### [Excerpted data]

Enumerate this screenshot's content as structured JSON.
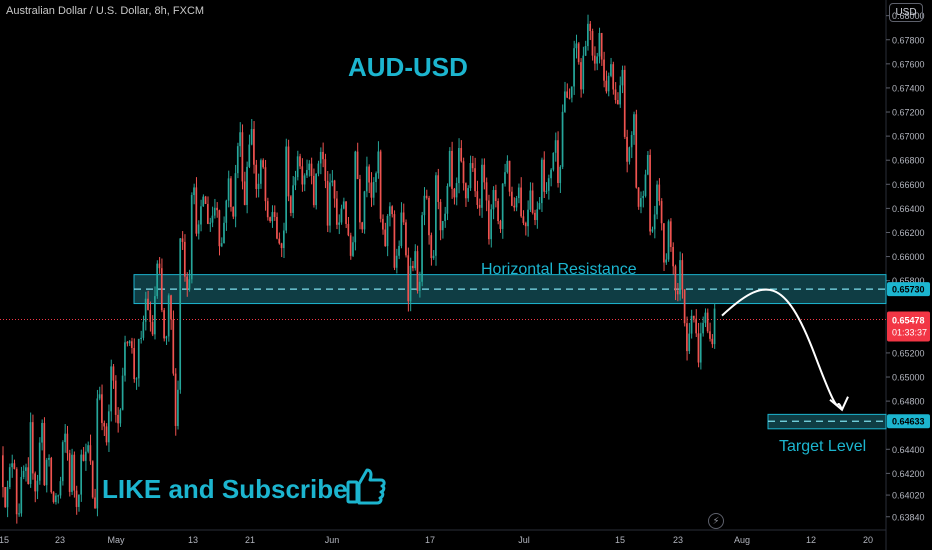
{
  "header": {
    "symbol": "Australian Dollar / U.S. Dollar, 8h, FXCM",
    "currency": "USD"
  },
  "annotations": {
    "title": "AUD-USD",
    "resistance_label": "Horizontal Resistance",
    "target_label": "Target Level",
    "cta": "LIKE and Subscribe",
    "cta_icon": "thumbs-up-icon",
    "replay_icon": "lightning-icon"
  },
  "colors": {
    "up": "#26a69a",
    "down": "#ef5350",
    "accent": "#1cb5cf",
    "zone_fill": "#0f3d44",
    "price": "#f23645"
  },
  "chart_data": {
    "type": "candlestick",
    "title": "Australian Dollar / U.S. Dollar, 8h, FXCM",
    "ylim": [
      0.6373,
      0.6813
    ],
    "y_ticks": [
      "0.68000",
      "0.67800",
      "0.67600",
      "0.67400",
      "0.67200",
      "0.67000",
      "0.66800",
      "0.66600",
      "0.66400",
      "0.66200",
      "0.66000",
      "0.65800",
      "0.65200",
      "0.65000",
      "0.64800",
      "0.64400",
      "0.64200",
      "0.64020",
      "0.63840"
    ],
    "x_ticks": [
      "15",
      "23",
      "May",
      "13",
      "21",
      "Jun",
      "17",
      "Jul",
      "15",
      "23",
      "Aug",
      "12",
      "20"
    ],
    "price_labels": [
      {
        "value": 0.6573,
        "text": "0.65730",
        "style": "zone"
      },
      {
        "value": 0.65478,
        "text": "0.65478",
        "countdown": "01:33:37",
        "style": "current"
      },
      {
        "value": 0.64633,
        "text": "0.64633",
        "style": "zone"
      }
    ],
    "hidden_label_ticks": [
      "0.65600",
      "0.64600"
    ],
    "resistance_zone": {
      "low": 0.6561,
      "high": 0.6585,
      "level": 0.6573
    },
    "target_zone": {
      "low": 0.6457,
      "high": 0.6469,
      "level": 0.64633
    },
    "current_price": 0.65478,
    "path_points": [
      0.6551,
      0.6569,
      0.6518,
      0.6477
    ],
    "price_path": [
      [
        0.6435,
        0.64
      ],
      [
        0.642,
        0.639
      ],
      [
        0.641,
        0.646
      ],
      [
        0.643,
        0.6395
      ],
      [
        0.64,
        0.645
      ],
      [
        0.644,
        0.64
      ],
      [
        0.6395,
        0.644
      ],
      [
        0.6445,
        0.649
      ],
      [
        0.646,
        0.651
      ],
      [
        0.654,
        0.65
      ],
      [
        0.652,
        0.6565
      ],
      [
        0.653,
        0.659
      ],
      [
        0.647,
        0.656
      ],
      [
        0.658,
        0.662
      ],
      [
        0.662,
        0.666
      ],
      [
        0.663,
        0.6645
      ],
      [
        0.661,
        0.666
      ],
      [
        0.664,
        0.67
      ],
      [
        0.6655,
        0.6705
      ],
      [
        0.662,
        0.6675
      ],
      [
        0.66,
        0.664
      ],
      [
        0.664,
        0.669
      ],
      [
        0.667,
        0.668
      ],
      [
        0.665,
        0.669
      ],
      [
        0.662,
        0.666
      ],
      [
        0.66,
        0.665
      ],
      [
        0.663,
        0.669
      ],
      [
        0.665,
        0.6685
      ],
      [
        0.661,
        0.6645
      ],
      [
        0.659,
        0.663
      ],
      [
        0.657,
        0.66
      ],
      [
        0.659,
        0.665
      ],
      [
        0.662,
        0.666
      ],
      [
        0.664,
        0.669
      ],
      [
        0.665,
        0.668
      ],
      [
        0.664,
        0.667
      ],
      [
        0.662,
        0.665
      ],
      [
        0.664,
        0.668
      ],
      [
        0.6625,
        0.666
      ],
      [
        0.663,
        0.6665
      ],
      [
        0.665,
        0.669
      ],
      [
        0.667,
        0.674
      ],
      [
        0.673,
        0.6775
      ],
      [
        0.675,
        0.6795
      ],
      [
        0.674,
        0.678
      ],
      [
        0.672,
        0.675
      ],
      [
        0.668,
        0.672
      ],
      [
        0.664,
        0.668
      ],
      [
        0.662,
        0.665
      ],
      [
        0.658,
        0.662
      ],
      [
        0.653,
        0.659
      ],
      [
        0.652,
        0.656
      ],
      [
        0.653,
        0.6555
      ]
    ]
  }
}
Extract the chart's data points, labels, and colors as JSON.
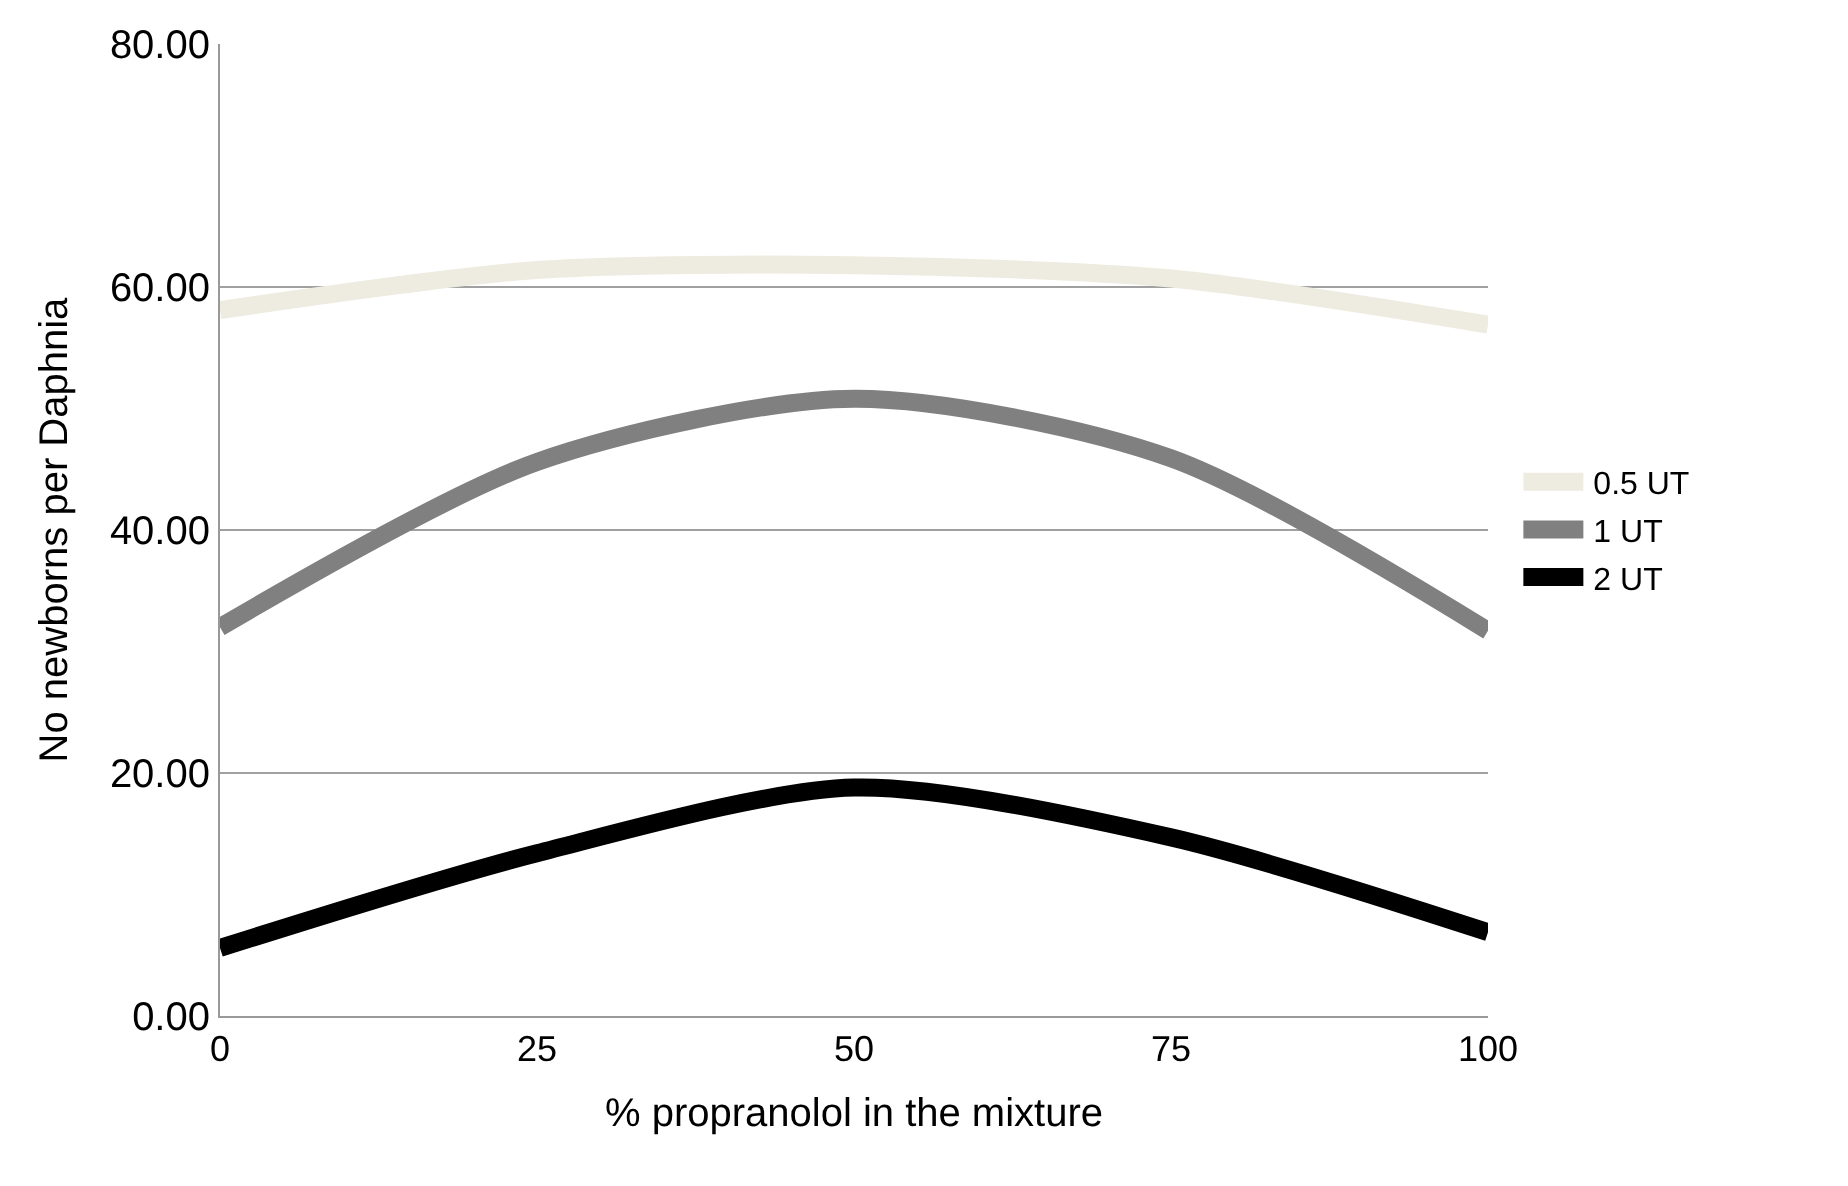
{
  "chart_data": {
    "type": "line",
    "xlabel": "% propranolol in the mixture",
    "ylabel": "No newborns per Daphnia",
    "x": [
      0,
      25,
      50,
      75,
      100
    ],
    "series": [
      {
        "name": "0.5 UT",
        "color": "#eeece1",
        "values": [
          58.1,
          61.4,
          61.8,
          60.7,
          56.9
        ]
      },
      {
        "name": "1 UT",
        "color": "#808080",
        "values": [
          32.0,
          45.6,
          50.8,
          45.9,
          31.7
        ]
      },
      {
        "name": "2 UT",
        "color": "#000000",
        "values": [
          5.6,
          13.4,
          18.8,
          14.7,
          6.9
        ]
      }
    ],
    "xlim": [
      0,
      100
    ],
    "xticks": [
      0,
      25,
      50,
      75,
      100
    ],
    "ylim": [
      0,
      80
    ],
    "yticks": [
      {
        "value": 0,
        "label": "0.00"
      },
      {
        "value": 20,
        "label": "20.00"
      },
      {
        "value": 40,
        "label": "40.00"
      },
      {
        "value": 60,
        "label": "60.00"
      },
      {
        "value": 80,
        "label": "80.00"
      }
    ],
    "grid": "y",
    "legend": "right",
    "marker": "none",
    "line_style": "solid"
  }
}
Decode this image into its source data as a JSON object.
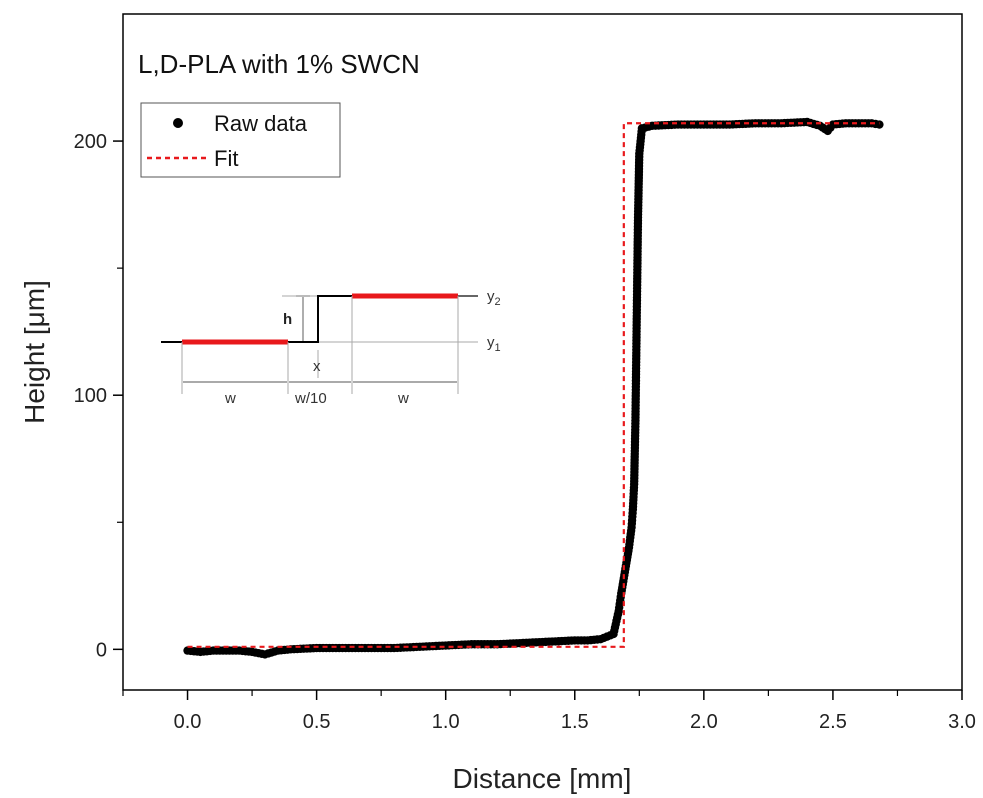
{
  "chart_data": {
    "type": "scatter",
    "title": "L,D-PLA with 1% SWCN",
    "xlabel": "Distance [mm]",
    "ylabel": "Height [μm]",
    "xlim": [
      -0.25,
      3.0
    ],
    "ylim": [
      -16,
      250
    ],
    "x_ticks": [
      0.0,
      0.5,
      1.0,
      1.5,
      2.0,
      2.5,
      3.0
    ],
    "x_tick_labels": [
      "0.0",
      "0.5",
      "1.0",
      "1.5",
      "2.0",
      "2.5",
      "3.0"
    ],
    "y_ticks": [
      0,
      100,
      200
    ],
    "y_tick_labels": [
      "0",
      "100",
      "200"
    ],
    "grid": false,
    "legend_placement": "top-left",
    "series": [
      {
        "name": "Raw data",
        "style": "markers",
        "color": "#000000",
        "x": [
          0.0,
          0.05,
          0.1,
          0.15,
          0.2,
          0.25,
          0.3,
          0.35,
          0.4,
          0.5,
          0.6,
          0.7,
          0.8,
          0.9,
          1.0,
          1.1,
          1.2,
          1.3,
          1.4,
          1.5,
          1.55,
          1.6,
          1.65,
          1.67,
          1.68,
          1.69,
          1.7,
          1.71,
          1.72,
          1.725,
          1.73,
          1.735,
          1.74,
          1.745,
          1.75,
          1.76,
          1.8,
          1.9,
          2.0,
          2.1,
          2.2,
          2.3,
          2.4,
          2.45,
          2.48,
          2.5,
          2.55,
          2.6,
          2.65,
          2.68
        ],
        "y": [
          -0.5,
          -1.0,
          -0.5,
          -0.5,
          -0.5,
          -1.0,
          -2.0,
          -0.5,
          0.0,
          0.5,
          0.5,
          0.5,
          0.5,
          1.0,
          1.5,
          2.0,
          2.0,
          2.5,
          3.0,
          3.5,
          3.5,
          4.0,
          6.0,
          15.0,
          22.0,
          28.0,
          34.0,
          40.0,
          48.0,
          55.0,
          65.0,
          90.0,
          130.0,
          170.0,
          195.0,
          205.0,
          206.0,
          206.5,
          206.5,
          206.5,
          207.0,
          207.0,
          207.5,
          206.0,
          204.0,
          206.5,
          207.0,
          207.0,
          207.0,
          206.5
        ]
      },
      {
        "name": "Fit",
        "style": "dashed-line",
        "color": "#e8191c",
        "x": [
          0.0,
          1.69,
          1.69,
          2.68
        ],
        "y": [
          1.0,
          1.0,
          207.0,
          207.0
        ]
      }
    ],
    "inset_labels": {
      "h": "h",
      "x": "x",
      "y1": "y",
      "y1_sub": "1",
      "y2": "y",
      "y2_sub": "2",
      "w_left": "w",
      "w_mid": "w/10",
      "w_right": "w"
    }
  }
}
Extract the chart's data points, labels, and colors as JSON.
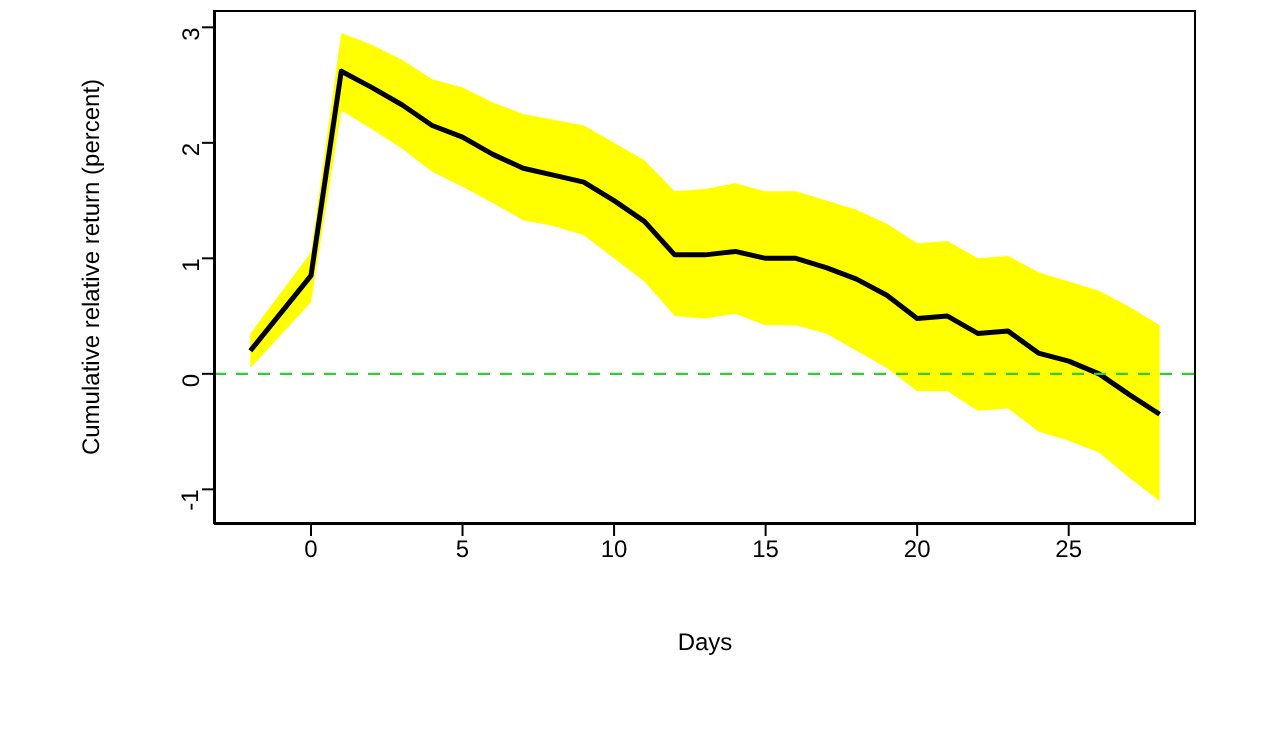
{
  "chart_data": {
    "type": "line",
    "xlabel": "Days",
    "ylabel": "Cumulative relative return (percent)",
    "xlim": [
      -3.2,
      29.2
    ],
    "xticks": [
      0,
      5,
      10,
      15,
      20,
      25
    ],
    "ylim": [
      -1.3,
      3.15
    ],
    "yticks": [
      -1,
      0,
      1,
      2,
      3
    ],
    "grid": false,
    "legend": false,
    "marker": "none",
    "line_style": "solid",
    "series": [
      {
        "color": "#000000",
        "x": [
          -2,
          0,
          1,
          2,
          3,
          4,
          5,
          6,
          7,
          8,
          9,
          10,
          11,
          12,
          13,
          14,
          15,
          16,
          17,
          18,
          19,
          20,
          21,
          22,
          23,
          24,
          25,
          26,
          27,
          28
        ],
        "values": [
          0.2,
          0.85,
          2.62,
          2.48,
          2.33,
          2.15,
          2.05,
          1.9,
          1.78,
          1.72,
          1.66,
          1.5,
          1.32,
          1.03,
          1.03,
          1.06,
          1.0,
          1.0,
          0.92,
          0.82,
          0.68,
          0.48,
          0.5,
          0.35,
          0.37,
          0.18,
          0.11,
          0.0,
          -0.18,
          -0.35
        ],
        "upper": [
          0.35,
          1.05,
          2.95,
          2.85,
          2.72,
          2.55,
          2.48,
          2.35,
          2.25,
          2.2,
          2.15,
          2.0,
          1.85,
          1.58,
          1.6,
          1.65,
          1.58,
          1.58,
          1.5,
          1.42,
          1.3,
          1.13,
          1.15,
          1.0,
          1.02,
          0.88,
          0.8,
          0.72,
          0.58,
          0.42
        ],
        "lower": [
          0.05,
          0.62,
          2.28,
          2.12,
          1.95,
          1.75,
          1.62,
          1.48,
          1.33,
          1.28,
          1.2,
          1.0,
          0.8,
          0.5,
          0.48,
          0.52,
          0.42,
          0.42,
          0.35,
          0.2,
          0.05,
          -0.15,
          -0.15,
          -0.32,
          -0.3,
          -0.5,
          -0.58,
          -0.68,
          -0.9,
          -1.1
        ]
      }
    ],
    "ref_lines": [
      {
        "axis": "y",
        "value": 0,
        "color": "#33cc33",
        "line_style": "dashed"
      }
    ]
  }
}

### [Given instruction]
Give every line of the material that includes the string "type".

### [Reply]
    "type": "candlestick",
    "type": "line",
    "type": "scatter",
    "type": "line",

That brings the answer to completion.